TASK OBJECTIVE — Reproduce the records below in full and word for word, excluding pictures.

════════════════════

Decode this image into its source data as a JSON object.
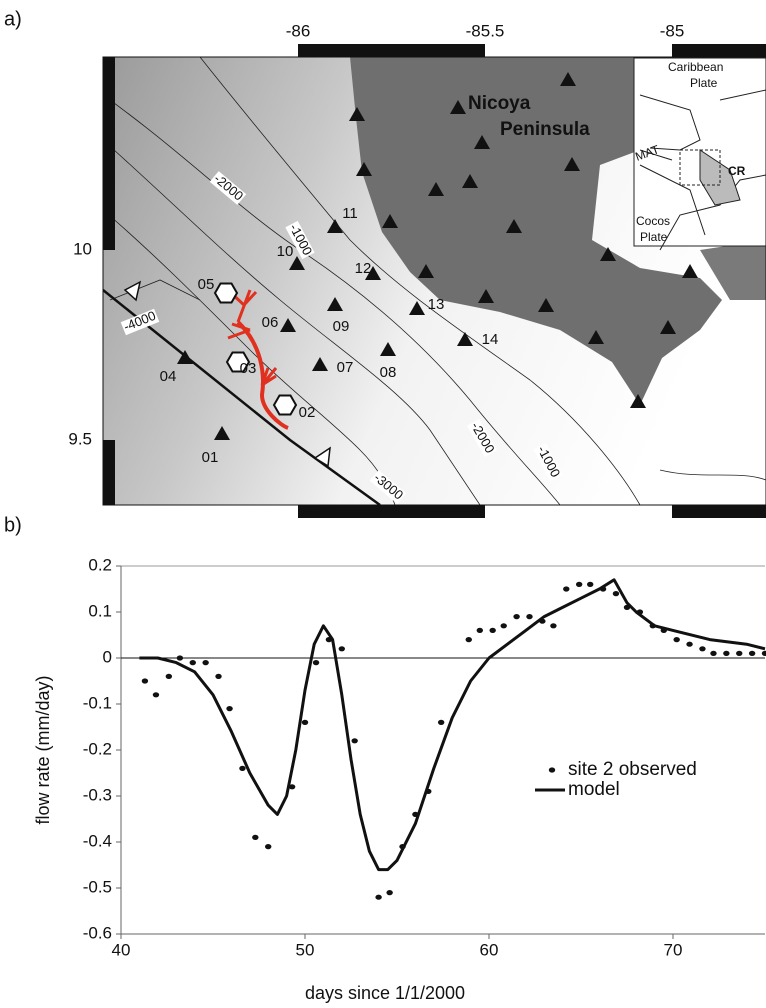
{
  "panels": {
    "a": "a)",
    "b": "b)"
  },
  "map": {
    "lon_ticks": [
      -86,
      -85.5,
      -85
    ],
    "lat_ticks": [
      10,
      9.5
    ],
    "region_label": [
      "Nicoya",
      "Peninsula"
    ],
    "stations": [
      "01",
      "02",
      "03",
      "04",
      "05",
      "06",
      "07",
      "08",
      "09",
      "10",
      "11",
      "12",
      "13",
      "14"
    ],
    "contour_labels": [
      "-2000",
      "-1000",
      "-4000",
      "-3000",
      "-2000",
      "-1000"
    ],
    "inset_labels": [
      "Caribbean",
      "Plate",
      "CR",
      "MAT",
      "Cocos",
      "Plate"
    ]
  },
  "chart_data": {
    "type": "line",
    "x_label": "days since 1/1/2000",
    "y_label": "flow rate (mm/day)",
    "xlim": [
      40,
      75
    ],
    "xticks": [
      40,
      50,
      60,
      70
    ],
    "ylim": [
      -0.6,
      0.2
    ],
    "yticks": [
      0.2,
      0.1,
      0,
      -0.1,
      -0.2,
      -0.3,
      -0.4,
      -0.5,
      -0.6
    ],
    "hline": 0,
    "legend": "lower right",
    "series": [
      {
        "name": "site 2 observed",
        "color": "#111111",
        "marker": "dot",
        "x": [
          41.3,
          41.9,
          42.6,
          43.2,
          43.9,
          44.6,
          45.3,
          45.9,
          46.6,
          47.3,
          48.0,
          49.3,
          50.0,
          50.6,
          51.3,
          52.0,
          52.7,
          54.0,
          54.6,
          55.3,
          56.0,
          56.7,
          57.4,
          58.9,
          59.5,
          60.2,
          60.8,
          61.5,
          62.2,
          62.9,
          63.5,
          64.2,
          64.9,
          65.5,
          66.2,
          66.9,
          67.5,
          68.2,
          68.9,
          69.5,
          70.2,
          70.9,
          71.6,
          72.2,
          72.9,
          73.6,
          74.3,
          75.0
        ],
        "values": [
          -0.05,
          -0.08,
          -0.04,
          0.0,
          -0.01,
          -0.01,
          -0.04,
          -0.11,
          -0.24,
          -0.39,
          -0.41,
          -0.28,
          -0.14,
          -0.01,
          0.04,
          0.02,
          -0.18,
          -0.52,
          -0.51,
          -0.41,
          -0.34,
          -0.29,
          -0.14,
          0.04,
          0.06,
          0.06,
          0.07,
          0.09,
          0.09,
          0.08,
          0.07,
          0.15,
          0.16,
          0.16,
          0.15,
          0.14,
          0.11,
          0.1,
          0.07,
          0.06,
          0.04,
          0.03,
          0.02,
          0.01,
          0.01,
          0.01,
          0.01,
          0.01
        ]
      },
      {
        "name": "model",
        "color": "#111111",
        "marker": "none",
        "x": [
          41,
          42,
          43,
          44,
          45,
          46,
          47,
          48,
          48.5,
          49,
          49.5,
          50,
          50.5,
          51,
          51.5,
          52,
          52.5,
          53,
          53.5,
          54,
          54.5,
          55,
          56,
          57,
          58,
          59,
          60,
          61,
          62,
          63,
          64,
          65,
          66,
          66.8,
          67.5,
          68,
          69,
          70,
          72,
          74,
          75
        ],
        "values": [
          0.0,
          0.0,
          -0.01,
          -0.03,
          -0.08,
          -0.16,
          -0.25,
          -0.32,
          -0.34,
          -0.3,
          -0.2,
          -0.07,
          0.03,
          0.07,
          0.04,
          -0.08,
          -0.22,
          -0.34,
          -0.42,
          -0.46,
          -0.46,
          -0.44,
          -0.36,
          -0.24,
          -0.13,
          -0.05,
          0.0,
          0.03,
          0.06,
          0.09,
          0.11,
          0.13,
          0.15,
          0.17,
          0.12,
          0.1,
          0.07,
          0.06,
          0.04,
          0.03,
          0.02
        ]
      }
    ]
  }
}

════════════════════

WRITTEN RESPONSE —
Decode this image into its source data as a JSON object.
{
  "panels": {
    "a": "a)",
    "b": "b)"
  },
  "map": {
    "lon_ticks": [
      -86,
      -85.5,
      -85
    ],
    "lat_ticks": [
      10,
      9.5
    ],
    "region_label": [
      "Nicoya",
      "Peninsula"
    ],
    "stations": [
      "01",
      "02",
      "03",
      "04",
      "05",
      "06",
      "07",
      "08",
      "09",
      "10",
      "11",
      "12",
      "13",
      "14"
    ],
    "contour_labels": [
      "-2000",
      "-1000",
      "-4000",
      "-3000",
      "-2000",
      "-1000"
    ],
    "inset_labels": [
      "Caribbean",
      "Plate",
      "CR",
      "MAT",
      "Cocos",
      "Plate"
    ]
  },
  "chart_data": {
    "type": "line",
    "x_label": "days since 1/1/2000",
    "y_label": "flow rate (mm/day)",
    "xlim": [
      40,
      75
    ],
    "xticks": [
      40,
      50,
      60,
      70
    ],
    "ylim": [
      -0.6,
      0.2
    ],
    "yticks": [
      0.2,
      0.1,
      0,
      -0.1,
      -0.2,
      -0.3,
      -0.4,
      -0.5,
      -0.6
    ],
    "hline": 0,
    "legend": "lower right",
    "series": [
      {
        "name": "site 2 observed",
        "color": "#111111",
        "marker": "dot",
        "x": [
          41.3,
          41.9,
          42.6,
          43.2,
          43.9,
          44.6,
          45.3,
          45.9,
          46.6,
          47.3,
          48.0,
          49.3,
          50.0,
          50.6,
          51.3,
          52.0,
          52.7,
          54.0,
          54.6,
          55.3,
          56.0,
          56.7,
          57.4,
          58.9,
          59.5,
          60.2,
          60.8,
          61.5,
          62.2,
          62.9,
          63.5,
          64.2,
          64.9,
          65.5,
          66.2,
          66.9,
          67.5,
          68.2,
          68.9,
          69.5,
          70.2,
          70.9,
          71.6,
          72.2,
          72.9,
          73.6,
          74.3,
          75.0
        ],
        "values": [
          -0.05,
          -0.08,
          -0.04,
          0.0,
          -0.01,
          -0.01,
          -0.04,
          -0.11,
          -0.24,
          -0.39,
          -0.41,
          -0.28,
          -0.14,
          -0.01,
          0.04,
          0.02,
          -0.18,
          -0.52,
          -0.51,
          -0.41,
          -0.34,
          -0.29,
          -0.14,
          0.04,
          0.06,
          0.06,
          0.07,
          0.09,
          0.09,
          0.08,
          0.07,
          0.15,
          0.16,
          0.16,
          0.15,
          0.14,
          0.11,
          0.1,
          0.07,
          0.06,
          0.04,
          0.03,
          0.02,
          0.01,
          0.01,
          0.01,
          0.01,
          0.01
        ]
      },
      {
        "name": "model",
        "color": "#111111",
        "marker": "none",
        "x": [
          41,
          42,
          43,
          44,
          45,
          46,
          47,
          48,
          48.5,
          49,
          49.5,
          50,
          50.5,
          51,
          51.5,
          52,
          52.5,
          53,
          53.5,
          54,
          54.5,
          55,
          56,
          57,
          58,
          59,
          60,
          61,
          62,
          63,
          64,
          65,
          66,
          66.8,
          67.5,
          68,
          69,
          70,
          72,
          74,
          75
        ],
        "values": [
          0.0,
          0.0,
          -0.01,
          -0.03,
          -0.08,
          -0.16,
          -0.25,
          -0.32,
          -0.34,
          -0.3,
          -0.2,
          -0.07,
          0.03,
          0.07,
          0.04,
          -0.08,
          -0.22,
          -0.34,
          -0.42,
          -0.46,
          -0.46,
          -0.44,
          -0.36,
          -0.24,
          -0.13,
          -0.05,
          0.0,
          0.03,
          0.06,
          0.09,
          0.11,
          0.13,
          0.15,
          0.17,
          0.12,
          0.1,
          0.07,
          0.06,
          0.04,
          0.03,
          0.02
        ]
      }
    ]
  }
}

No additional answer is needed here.